## Start ENTRIES

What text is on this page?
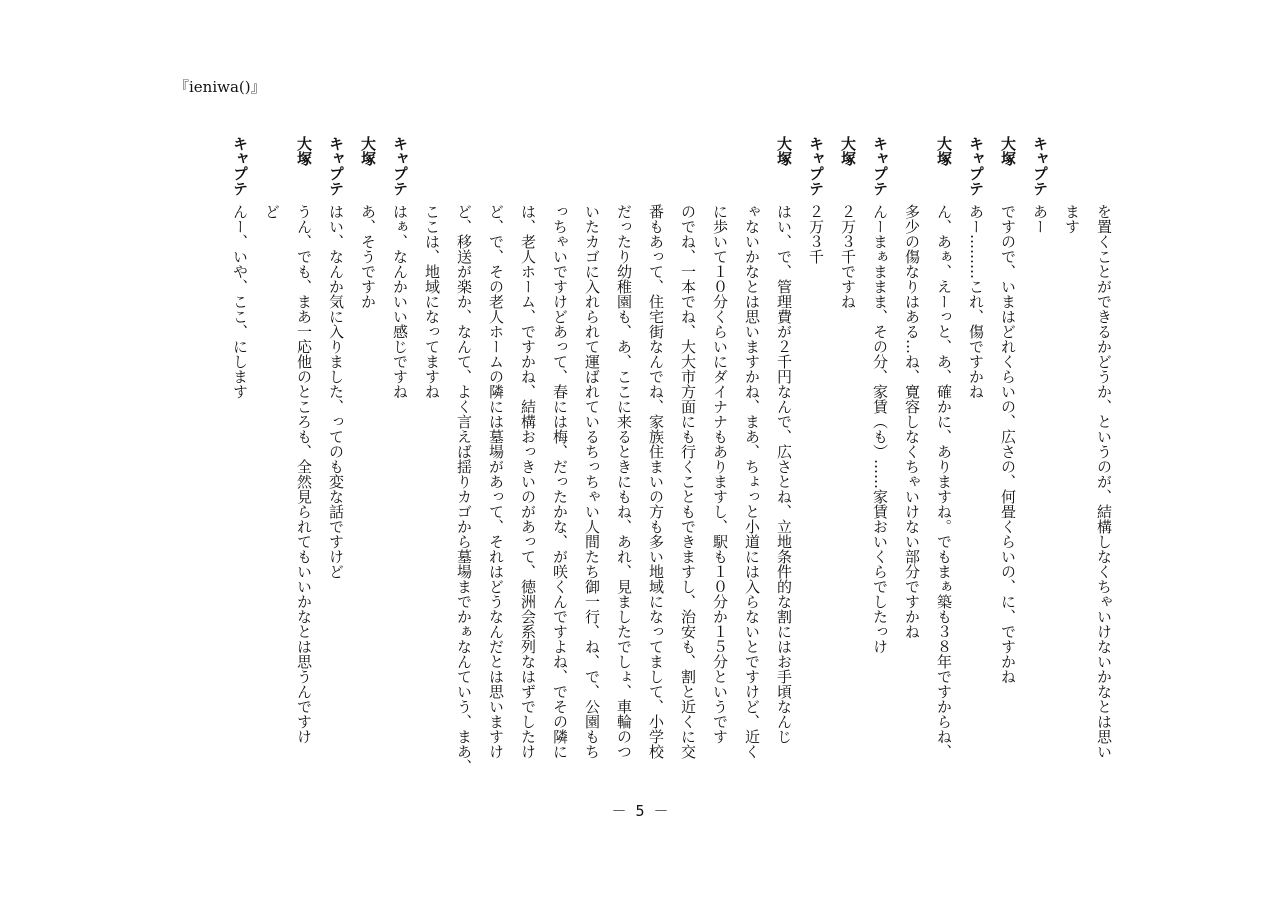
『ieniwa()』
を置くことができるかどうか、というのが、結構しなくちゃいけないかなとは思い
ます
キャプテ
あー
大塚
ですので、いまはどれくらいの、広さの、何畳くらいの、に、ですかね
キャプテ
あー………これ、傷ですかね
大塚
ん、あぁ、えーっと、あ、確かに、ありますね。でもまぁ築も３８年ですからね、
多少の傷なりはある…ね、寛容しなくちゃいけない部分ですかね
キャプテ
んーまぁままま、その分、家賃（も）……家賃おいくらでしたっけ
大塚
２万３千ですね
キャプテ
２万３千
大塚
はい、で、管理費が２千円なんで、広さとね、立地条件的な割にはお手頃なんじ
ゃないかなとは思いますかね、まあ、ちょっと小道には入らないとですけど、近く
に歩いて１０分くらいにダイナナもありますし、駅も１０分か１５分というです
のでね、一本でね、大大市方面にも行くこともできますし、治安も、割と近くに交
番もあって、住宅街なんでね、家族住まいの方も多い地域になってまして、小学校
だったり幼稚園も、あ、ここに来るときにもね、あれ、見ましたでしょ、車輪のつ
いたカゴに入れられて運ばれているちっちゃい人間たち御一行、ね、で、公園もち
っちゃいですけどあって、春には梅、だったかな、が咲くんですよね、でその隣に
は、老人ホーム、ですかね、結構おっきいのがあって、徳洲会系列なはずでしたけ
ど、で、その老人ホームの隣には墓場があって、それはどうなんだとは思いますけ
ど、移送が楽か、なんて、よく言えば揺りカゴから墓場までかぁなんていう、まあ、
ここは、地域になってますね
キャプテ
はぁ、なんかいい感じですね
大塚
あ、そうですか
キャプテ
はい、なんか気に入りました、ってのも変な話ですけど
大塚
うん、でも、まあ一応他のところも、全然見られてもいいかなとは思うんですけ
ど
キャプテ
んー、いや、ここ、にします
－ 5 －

## End ENTRIES
## Start ENTRIES

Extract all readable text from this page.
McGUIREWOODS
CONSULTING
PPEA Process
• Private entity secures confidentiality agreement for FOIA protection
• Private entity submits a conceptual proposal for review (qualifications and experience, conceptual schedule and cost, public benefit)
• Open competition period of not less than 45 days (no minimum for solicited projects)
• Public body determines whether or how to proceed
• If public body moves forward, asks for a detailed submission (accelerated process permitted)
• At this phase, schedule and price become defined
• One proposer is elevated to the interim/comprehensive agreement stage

## End ENTRIES

OBJECTIVE — Pull out the lines above in which the word "schedule" appears.

ANSWER —
• Private entity submits a conceptual proposal for review (qualifications and experience, conceptual schedule and cost, public benefit)
• At this phase, schedule and price become defined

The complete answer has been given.